**Direction**
Repeat every record below exactly, leaving out the pictures.

** START **

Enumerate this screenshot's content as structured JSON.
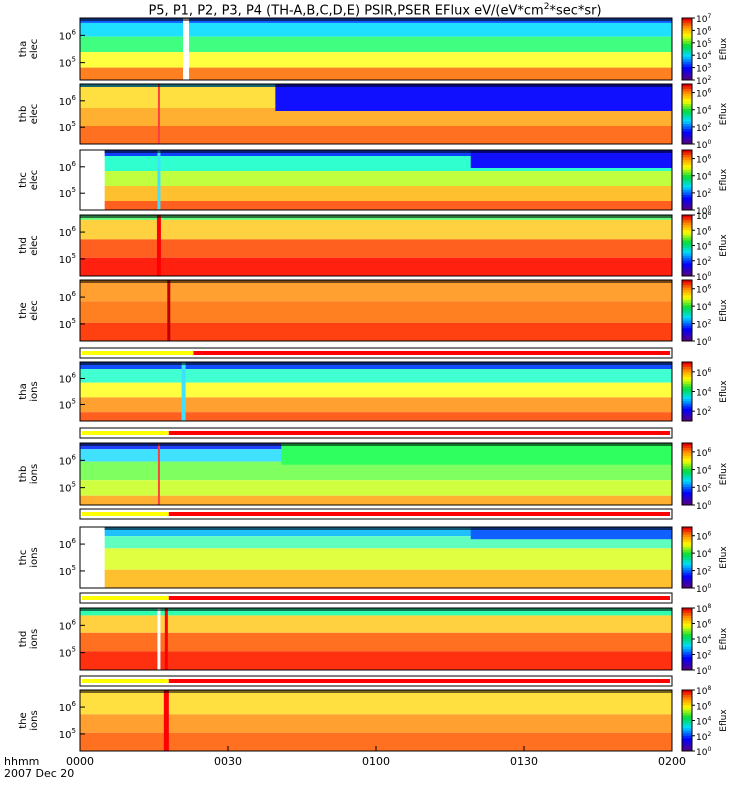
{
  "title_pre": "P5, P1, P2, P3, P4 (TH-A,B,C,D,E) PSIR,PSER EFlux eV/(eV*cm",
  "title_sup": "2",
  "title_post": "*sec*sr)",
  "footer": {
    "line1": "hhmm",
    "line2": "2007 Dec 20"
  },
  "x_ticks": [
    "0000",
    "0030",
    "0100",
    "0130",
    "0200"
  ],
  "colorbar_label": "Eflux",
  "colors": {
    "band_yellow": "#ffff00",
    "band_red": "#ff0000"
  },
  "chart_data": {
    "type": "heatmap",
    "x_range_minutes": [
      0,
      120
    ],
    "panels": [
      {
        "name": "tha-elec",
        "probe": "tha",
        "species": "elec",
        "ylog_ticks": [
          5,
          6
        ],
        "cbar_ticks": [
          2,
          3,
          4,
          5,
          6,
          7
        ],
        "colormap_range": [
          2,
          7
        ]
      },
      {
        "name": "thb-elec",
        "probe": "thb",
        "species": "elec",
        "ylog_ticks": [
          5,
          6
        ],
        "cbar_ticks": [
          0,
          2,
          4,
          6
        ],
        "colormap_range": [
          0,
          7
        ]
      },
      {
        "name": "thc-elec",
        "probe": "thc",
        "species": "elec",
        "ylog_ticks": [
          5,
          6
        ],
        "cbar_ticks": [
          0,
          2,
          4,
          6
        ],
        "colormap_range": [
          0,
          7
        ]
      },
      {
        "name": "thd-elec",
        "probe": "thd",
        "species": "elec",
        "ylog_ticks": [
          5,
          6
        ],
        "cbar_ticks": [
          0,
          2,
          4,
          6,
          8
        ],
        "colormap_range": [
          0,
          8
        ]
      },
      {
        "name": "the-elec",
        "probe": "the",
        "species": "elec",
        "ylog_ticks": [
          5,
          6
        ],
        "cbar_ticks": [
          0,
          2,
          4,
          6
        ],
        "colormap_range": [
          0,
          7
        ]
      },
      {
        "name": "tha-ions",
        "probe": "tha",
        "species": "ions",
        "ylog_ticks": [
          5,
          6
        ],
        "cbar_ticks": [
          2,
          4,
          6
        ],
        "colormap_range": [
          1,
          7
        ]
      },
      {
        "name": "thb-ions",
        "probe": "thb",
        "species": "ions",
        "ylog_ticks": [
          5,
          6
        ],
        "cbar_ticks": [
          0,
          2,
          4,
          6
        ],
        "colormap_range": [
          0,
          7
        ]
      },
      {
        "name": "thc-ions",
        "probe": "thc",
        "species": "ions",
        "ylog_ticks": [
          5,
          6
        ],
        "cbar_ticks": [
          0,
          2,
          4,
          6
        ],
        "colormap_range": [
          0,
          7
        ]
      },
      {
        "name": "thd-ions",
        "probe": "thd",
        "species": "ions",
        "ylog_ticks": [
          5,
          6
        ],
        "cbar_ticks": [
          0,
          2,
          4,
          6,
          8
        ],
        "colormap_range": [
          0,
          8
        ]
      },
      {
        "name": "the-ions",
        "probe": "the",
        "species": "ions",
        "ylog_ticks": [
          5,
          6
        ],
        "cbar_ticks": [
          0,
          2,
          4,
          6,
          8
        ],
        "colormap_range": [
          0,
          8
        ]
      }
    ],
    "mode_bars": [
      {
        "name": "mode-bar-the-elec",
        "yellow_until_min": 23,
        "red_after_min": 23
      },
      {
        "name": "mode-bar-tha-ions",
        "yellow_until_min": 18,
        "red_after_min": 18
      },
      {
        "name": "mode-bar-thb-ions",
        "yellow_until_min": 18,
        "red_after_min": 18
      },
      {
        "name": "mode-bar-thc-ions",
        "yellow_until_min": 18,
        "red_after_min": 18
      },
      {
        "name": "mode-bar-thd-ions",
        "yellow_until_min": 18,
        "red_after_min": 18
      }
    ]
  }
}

** END **

**Response to the task**
Enumerate this screenshot's content as structured JSON.
{
  "title_pre": "P5, P1, P2, P3, P4 (TH-A,B,C,D,E) PSIR,PSER EFlux eV/(eV*cm",
  "title_sup": "2",
  "title_post": "*sec*sr)",
  "footer": {
    "line1": "hhmm",
    "line2": "2007 Dec 20"
  },
  "x_ticks": [
    "0000",
    "0030",
    "0100",
    "0130",
    "0200"
  ],
  "colorbar_label": "Eflux",
  "colors": {
    "band_yellow": "#ffff00",
    "band_red": "#ff0000"
  },
  "chart_data": {
    "type": "heatmap",
    "x_range_minutes": [
      0,
      120
    ],
    "panels": [
      {
        "name": "tha-elec",
        "probe": "tha",
        "species": "elec",
        "ylog_ticks": [
          5,
          6
        ],
        "cbar_ticks": [
          2,
          3,
          4,
          5,
          6,
          7
        ],
        "colormap_range": [
          2,
          7
        ]
      },
      {
        "name": "thb-elec",
        "probe": "thb",
        "species": "elec",
        "ylog_ticks": [
          5,
          6
        ],
        "cbar_ticks": [
          0,
          2,
          4,
          6
        ],
        "colormap_range": [
          0,
          7
        ]
      },
      {
        "name": "thc-elec",
        "probe": "thc",
        "species": "elec",
        "ylog_ticks": [
          5,
          6
        ],
        "cbar_ticks": [
          0,
          2,
          4,
          6
        ],
        "colormap_range": [
          0,
          7
        ]
      },
      {
        "name": "thd-elec",
        "probe": "thd",
        "species": "elec",
        "ylog_ticks": [
          5,
          6
        ],
        "cbar_ticks": [
          0,
          2,
          4,
          6,
          8
        ],
        "colormap_range": [
          0,
          8
        ]
      },
      {
        "name": "the-elec",
        "probe": "the",
        "species": "elec",
        "ylog_ticks": [
          5,
          6
        ],
        "cbar_ticks": [
          0,
          2,
          4,
          6
        ],
        "colormap_range": [
          0,
          7
        ]
      },
      {
        "name": "tha-ions",
        "probe": "tha",
        "species": "ions",
        "ylog_ticks": [
          5,
          6
        ],
        "cbar_ticks": [
          2,
          4,
          6
        ],
        "colormap_range": [
          1,
          7
        ]
      },
      {
        "name": "thb-ions",
        "probe": "thb",
        "species": "ions",
        "ylog_ticks": [
          5,
          6
        ],
        "cbar_ticks": [
          0,
          2,
          4,
          6
        ],
        "colormap_range": [
          0,
          7
        ]
      },
      {
        "name": "thc-ions",
        "probe": "thc",
        "species": "ions",
        "ylog_ticks": [
          5,
          6
        ],
        "cbar_ticks": [
          0,
          2,
          4,
          6
        ],
        "colormap_range": [
          0,
          7
        ]
      },
      {
        "name": "thd-ions",
        "probe": "thd",
        "species": "ions",
        "ylog_ticks": [
          5,
          6
        ],
        "cbar_ticks": [
          0,
          2,
          4,
          6,
          8
        ],
        "colormap_range": [
          0,
          8
        ]
      },
      {
        "name": "the-ions",
        "probe": "the",
        "species": "ions",
        "ylog_ticks": [
          5,
          6
        ],
        "cbar_ticks": [
          0,
          2,
          4,
          6,
          8
        ],
        "colormap_range": [
          0,
          8
        ]
      }
    ],
    "mode_bars": [
      {
        "name": "mode-bar-the-elec",
        "yellow_until_min": 23,
        "red_after_min": 23
      },
      {
        "name": "mode-bar-tha-ions",
        "yellow_until_min": 18,
        "red_after_min": 18
      },
      {
        "name": "mode-bar-thb-ions",
        "yellow_until_min": 18,
        "red_after_min": 18
      },
      {
        "name": "mode-bar-thc-ions",
        "yellow_until_min": 18,
        "red_after_min": 18
      },
      {
        "name": "mode-bar-thd-ions",
        "yellow_until_min": 18,
        "red_after_min": 18
      }
    ]
  }
}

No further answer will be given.